• [GIVEN INSTRUCTION]:
Extract every line that contains the string "ffffff".

• [INPUT ROWS]:
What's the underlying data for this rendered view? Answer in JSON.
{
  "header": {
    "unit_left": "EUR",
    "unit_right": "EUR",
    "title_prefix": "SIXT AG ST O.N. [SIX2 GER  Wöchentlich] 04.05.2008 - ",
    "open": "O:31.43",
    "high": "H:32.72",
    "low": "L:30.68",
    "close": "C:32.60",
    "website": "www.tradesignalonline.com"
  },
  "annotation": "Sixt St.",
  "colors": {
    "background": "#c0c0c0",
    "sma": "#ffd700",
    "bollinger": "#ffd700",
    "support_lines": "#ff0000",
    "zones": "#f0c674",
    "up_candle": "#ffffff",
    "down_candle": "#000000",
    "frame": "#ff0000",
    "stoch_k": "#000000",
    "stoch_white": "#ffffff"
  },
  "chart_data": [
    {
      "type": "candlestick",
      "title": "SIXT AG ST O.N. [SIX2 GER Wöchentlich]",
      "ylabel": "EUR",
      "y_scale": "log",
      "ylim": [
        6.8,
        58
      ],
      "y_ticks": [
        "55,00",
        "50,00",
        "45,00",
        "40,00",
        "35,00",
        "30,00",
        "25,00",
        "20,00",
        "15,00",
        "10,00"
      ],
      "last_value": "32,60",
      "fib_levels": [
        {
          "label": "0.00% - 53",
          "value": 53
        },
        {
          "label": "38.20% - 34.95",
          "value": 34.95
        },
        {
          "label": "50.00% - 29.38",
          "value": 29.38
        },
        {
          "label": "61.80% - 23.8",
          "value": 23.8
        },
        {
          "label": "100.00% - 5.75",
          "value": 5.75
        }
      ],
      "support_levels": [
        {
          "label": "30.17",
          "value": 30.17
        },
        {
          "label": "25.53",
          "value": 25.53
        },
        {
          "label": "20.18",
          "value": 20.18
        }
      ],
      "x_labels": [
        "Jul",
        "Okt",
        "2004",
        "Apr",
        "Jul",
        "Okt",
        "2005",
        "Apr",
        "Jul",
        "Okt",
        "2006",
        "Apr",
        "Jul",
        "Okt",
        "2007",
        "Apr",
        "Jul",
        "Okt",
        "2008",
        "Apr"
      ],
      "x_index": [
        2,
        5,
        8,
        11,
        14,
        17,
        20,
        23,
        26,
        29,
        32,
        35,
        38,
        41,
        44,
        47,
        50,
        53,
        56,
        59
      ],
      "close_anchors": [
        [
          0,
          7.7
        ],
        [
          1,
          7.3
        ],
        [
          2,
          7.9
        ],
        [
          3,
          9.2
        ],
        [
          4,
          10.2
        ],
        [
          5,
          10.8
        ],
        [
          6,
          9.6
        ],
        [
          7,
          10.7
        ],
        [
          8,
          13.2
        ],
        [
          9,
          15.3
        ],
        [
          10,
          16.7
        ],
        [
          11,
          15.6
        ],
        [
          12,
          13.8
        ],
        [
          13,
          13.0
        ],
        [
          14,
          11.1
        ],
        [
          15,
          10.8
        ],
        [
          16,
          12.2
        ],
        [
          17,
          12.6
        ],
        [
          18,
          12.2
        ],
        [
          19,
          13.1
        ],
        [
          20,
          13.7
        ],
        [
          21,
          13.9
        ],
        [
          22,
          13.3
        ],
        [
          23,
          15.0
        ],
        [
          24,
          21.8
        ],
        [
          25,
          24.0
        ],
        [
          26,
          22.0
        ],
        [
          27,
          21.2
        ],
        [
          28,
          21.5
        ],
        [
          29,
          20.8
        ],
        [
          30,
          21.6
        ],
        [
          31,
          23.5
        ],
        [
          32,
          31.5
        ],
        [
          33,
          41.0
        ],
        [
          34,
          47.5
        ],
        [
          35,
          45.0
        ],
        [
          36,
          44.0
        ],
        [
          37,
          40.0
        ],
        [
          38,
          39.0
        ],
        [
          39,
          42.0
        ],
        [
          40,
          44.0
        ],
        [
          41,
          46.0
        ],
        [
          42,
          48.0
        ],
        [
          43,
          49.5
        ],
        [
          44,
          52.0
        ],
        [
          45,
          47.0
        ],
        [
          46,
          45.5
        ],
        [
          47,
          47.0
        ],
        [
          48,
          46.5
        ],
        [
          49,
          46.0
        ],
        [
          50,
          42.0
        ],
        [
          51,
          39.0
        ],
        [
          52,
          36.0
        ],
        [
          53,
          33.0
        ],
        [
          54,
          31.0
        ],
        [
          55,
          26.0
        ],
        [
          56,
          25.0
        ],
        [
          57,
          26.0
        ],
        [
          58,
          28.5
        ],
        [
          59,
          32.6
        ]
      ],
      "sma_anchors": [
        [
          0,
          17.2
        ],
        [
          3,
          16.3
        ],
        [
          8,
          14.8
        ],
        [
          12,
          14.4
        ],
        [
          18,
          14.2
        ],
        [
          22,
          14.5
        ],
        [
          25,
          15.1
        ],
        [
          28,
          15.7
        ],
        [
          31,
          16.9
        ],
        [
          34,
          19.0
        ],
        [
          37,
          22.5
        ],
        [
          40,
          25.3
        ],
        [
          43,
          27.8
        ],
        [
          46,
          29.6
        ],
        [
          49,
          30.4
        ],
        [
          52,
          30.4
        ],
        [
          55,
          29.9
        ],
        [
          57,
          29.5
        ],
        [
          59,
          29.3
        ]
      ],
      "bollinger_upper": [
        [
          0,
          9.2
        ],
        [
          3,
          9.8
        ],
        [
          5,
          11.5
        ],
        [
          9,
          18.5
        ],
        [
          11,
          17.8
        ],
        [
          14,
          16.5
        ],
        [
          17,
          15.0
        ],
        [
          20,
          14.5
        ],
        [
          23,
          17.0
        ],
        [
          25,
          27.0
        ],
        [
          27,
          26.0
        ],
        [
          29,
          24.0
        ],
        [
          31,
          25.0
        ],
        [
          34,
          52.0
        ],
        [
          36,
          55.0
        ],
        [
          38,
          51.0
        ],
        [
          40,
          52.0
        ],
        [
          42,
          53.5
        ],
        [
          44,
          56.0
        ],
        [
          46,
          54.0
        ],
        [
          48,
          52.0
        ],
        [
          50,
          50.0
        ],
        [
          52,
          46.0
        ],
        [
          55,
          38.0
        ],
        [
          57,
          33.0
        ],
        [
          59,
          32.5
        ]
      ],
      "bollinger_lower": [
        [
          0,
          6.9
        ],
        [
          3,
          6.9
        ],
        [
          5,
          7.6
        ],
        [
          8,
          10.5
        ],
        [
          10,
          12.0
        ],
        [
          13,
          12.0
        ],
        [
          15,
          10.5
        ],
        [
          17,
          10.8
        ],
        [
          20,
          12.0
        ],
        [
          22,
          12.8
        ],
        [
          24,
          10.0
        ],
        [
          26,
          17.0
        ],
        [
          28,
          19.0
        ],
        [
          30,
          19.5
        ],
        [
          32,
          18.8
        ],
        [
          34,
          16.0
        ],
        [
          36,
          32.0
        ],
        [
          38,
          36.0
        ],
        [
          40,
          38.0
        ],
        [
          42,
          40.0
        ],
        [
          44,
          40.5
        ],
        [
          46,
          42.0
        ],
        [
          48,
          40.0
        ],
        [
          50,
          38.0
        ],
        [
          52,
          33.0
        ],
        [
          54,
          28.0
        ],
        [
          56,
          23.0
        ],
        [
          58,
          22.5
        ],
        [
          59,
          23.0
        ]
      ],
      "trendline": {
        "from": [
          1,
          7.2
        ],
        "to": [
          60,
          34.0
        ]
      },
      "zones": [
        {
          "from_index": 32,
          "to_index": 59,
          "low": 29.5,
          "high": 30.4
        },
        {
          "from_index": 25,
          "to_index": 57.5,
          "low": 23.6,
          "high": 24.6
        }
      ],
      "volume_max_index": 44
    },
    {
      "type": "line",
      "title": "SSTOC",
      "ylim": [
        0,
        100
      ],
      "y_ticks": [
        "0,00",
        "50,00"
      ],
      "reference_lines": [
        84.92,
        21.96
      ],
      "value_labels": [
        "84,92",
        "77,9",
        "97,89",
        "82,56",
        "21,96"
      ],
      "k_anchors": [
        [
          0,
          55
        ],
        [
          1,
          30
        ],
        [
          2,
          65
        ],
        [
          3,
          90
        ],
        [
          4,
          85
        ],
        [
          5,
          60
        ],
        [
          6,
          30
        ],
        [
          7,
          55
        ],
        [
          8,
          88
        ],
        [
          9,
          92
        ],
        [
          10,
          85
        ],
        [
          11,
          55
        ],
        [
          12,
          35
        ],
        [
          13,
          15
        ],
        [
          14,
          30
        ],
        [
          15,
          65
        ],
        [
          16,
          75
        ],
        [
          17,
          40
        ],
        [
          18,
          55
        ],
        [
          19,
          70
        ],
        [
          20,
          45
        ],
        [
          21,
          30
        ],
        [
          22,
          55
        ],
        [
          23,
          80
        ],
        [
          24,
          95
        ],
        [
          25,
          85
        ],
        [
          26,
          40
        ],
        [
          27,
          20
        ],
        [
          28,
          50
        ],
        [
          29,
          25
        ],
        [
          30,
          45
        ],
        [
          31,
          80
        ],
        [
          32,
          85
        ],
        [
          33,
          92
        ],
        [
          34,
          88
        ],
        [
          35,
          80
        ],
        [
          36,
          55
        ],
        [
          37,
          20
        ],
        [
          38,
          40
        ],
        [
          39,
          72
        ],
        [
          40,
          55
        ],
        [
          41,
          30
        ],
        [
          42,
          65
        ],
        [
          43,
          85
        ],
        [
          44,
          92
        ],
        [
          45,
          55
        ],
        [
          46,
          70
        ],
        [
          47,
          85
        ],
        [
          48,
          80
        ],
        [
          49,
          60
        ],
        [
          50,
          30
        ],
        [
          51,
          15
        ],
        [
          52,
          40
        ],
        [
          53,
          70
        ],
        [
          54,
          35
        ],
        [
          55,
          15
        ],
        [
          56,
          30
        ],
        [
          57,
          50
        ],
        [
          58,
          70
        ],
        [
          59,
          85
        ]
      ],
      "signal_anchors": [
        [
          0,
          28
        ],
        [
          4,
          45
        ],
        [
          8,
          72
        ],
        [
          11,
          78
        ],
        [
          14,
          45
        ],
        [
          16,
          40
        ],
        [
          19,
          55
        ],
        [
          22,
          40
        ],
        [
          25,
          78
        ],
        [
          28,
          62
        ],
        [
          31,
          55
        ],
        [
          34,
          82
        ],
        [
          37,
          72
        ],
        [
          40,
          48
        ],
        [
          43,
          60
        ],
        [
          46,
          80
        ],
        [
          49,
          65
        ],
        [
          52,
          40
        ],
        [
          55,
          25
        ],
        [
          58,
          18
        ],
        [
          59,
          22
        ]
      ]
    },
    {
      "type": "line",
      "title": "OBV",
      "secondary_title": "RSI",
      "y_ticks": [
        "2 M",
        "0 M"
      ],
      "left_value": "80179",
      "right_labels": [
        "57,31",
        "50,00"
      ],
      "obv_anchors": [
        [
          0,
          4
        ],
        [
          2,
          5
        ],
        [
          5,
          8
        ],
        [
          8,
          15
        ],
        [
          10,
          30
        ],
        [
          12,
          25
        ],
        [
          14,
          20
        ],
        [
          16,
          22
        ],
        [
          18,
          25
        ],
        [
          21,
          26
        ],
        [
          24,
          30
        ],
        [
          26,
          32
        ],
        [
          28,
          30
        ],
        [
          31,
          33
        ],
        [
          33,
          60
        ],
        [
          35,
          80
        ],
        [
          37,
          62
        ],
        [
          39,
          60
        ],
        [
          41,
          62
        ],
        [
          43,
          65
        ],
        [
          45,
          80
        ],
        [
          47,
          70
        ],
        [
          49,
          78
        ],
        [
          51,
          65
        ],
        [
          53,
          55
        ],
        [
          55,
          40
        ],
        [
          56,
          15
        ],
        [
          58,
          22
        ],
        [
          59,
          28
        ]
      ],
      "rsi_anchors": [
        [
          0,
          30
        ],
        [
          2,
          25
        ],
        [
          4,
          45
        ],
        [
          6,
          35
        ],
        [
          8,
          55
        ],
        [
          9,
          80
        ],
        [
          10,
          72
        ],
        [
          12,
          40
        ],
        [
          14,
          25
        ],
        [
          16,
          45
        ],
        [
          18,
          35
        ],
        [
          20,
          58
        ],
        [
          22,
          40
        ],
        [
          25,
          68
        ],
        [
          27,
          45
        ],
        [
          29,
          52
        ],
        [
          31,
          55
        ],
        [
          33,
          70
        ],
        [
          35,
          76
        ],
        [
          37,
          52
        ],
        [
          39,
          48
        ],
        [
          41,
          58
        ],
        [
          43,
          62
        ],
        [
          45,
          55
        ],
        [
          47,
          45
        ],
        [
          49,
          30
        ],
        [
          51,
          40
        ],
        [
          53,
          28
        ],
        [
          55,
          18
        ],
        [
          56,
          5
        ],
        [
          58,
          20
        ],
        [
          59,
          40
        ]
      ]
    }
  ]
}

• [RESPONSE]:
    "up_candle": "#ffffff",
    "stoch_white": "#ffffff"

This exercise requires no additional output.